## What you should do:
Put every line of the rows below into a numbered list, leaving out any blank lines.
═══ Records to process ═══
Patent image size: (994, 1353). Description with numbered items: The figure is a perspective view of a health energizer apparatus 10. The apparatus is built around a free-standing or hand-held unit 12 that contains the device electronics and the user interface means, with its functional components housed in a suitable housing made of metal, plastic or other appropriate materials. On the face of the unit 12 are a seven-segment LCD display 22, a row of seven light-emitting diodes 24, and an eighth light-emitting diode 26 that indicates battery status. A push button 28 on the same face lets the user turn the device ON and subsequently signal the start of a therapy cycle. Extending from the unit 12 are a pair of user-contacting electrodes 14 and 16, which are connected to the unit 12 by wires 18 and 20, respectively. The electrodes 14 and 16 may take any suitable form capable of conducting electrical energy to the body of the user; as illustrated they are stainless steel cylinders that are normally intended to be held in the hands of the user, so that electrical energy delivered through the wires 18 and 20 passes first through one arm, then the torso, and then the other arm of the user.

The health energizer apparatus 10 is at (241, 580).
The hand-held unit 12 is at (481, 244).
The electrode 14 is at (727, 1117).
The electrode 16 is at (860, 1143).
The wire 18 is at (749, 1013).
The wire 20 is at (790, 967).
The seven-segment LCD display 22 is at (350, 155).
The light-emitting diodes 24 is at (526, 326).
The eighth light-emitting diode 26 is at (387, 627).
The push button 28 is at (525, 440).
═══
## Result for this task:
1. Patent image size: (994, 1353). Description with numbered items: The figure is a perspective view of a health energizer apparatus 10. The apparatus is built around a free-standing or hand-held unit 12 that contains the device electronics and the user interface means, with its functional components housed in a suitable housing made of metal, plastic or other appropriate materials. On the face of the unit 12 are a seven-segment LCD display 22, a row of seven light-emitting diodes 24, and an eighth light-emitting diode 26 that indicates battery status. A push button 28 on the same face lets the user turn the device ON and subsequently signal the start of a therapy cycle. Extending from the unit 12 are a pair of user-contacting electrodes 14 and 16, which are connected to the unit 12 by wires 18 and 20, respectively. The electrodes 14 and 16 may take any suitable form capable of conducting electrical energy to the body of the user; as illustrated they are stainless steel cylinders that are normally intended to be held in the hands of the user, so that electrical energy delivered through the wires 18 and 20 passes first through one arm, then the torso, and then the other arm of the user.
2. The health energizer apparatus 10 is at (241, 580).
3. The hand-held unit 12 is at (481, 244).
4. The electrode 14 is at (727, 1117).
5. The electrode 16 is at (860, 1143).
6. The wire 18 is at (749, 1013).
7. The wire 20 is at (790, 967).
8. The seven-segment LCD display 22 is at (350, 155).
9. The light-emitting diodes 24 is at (526, 326).
10. The eighth light-emitting diode 26 is at (387, 627).
11. The push button 28 is at (525, 440).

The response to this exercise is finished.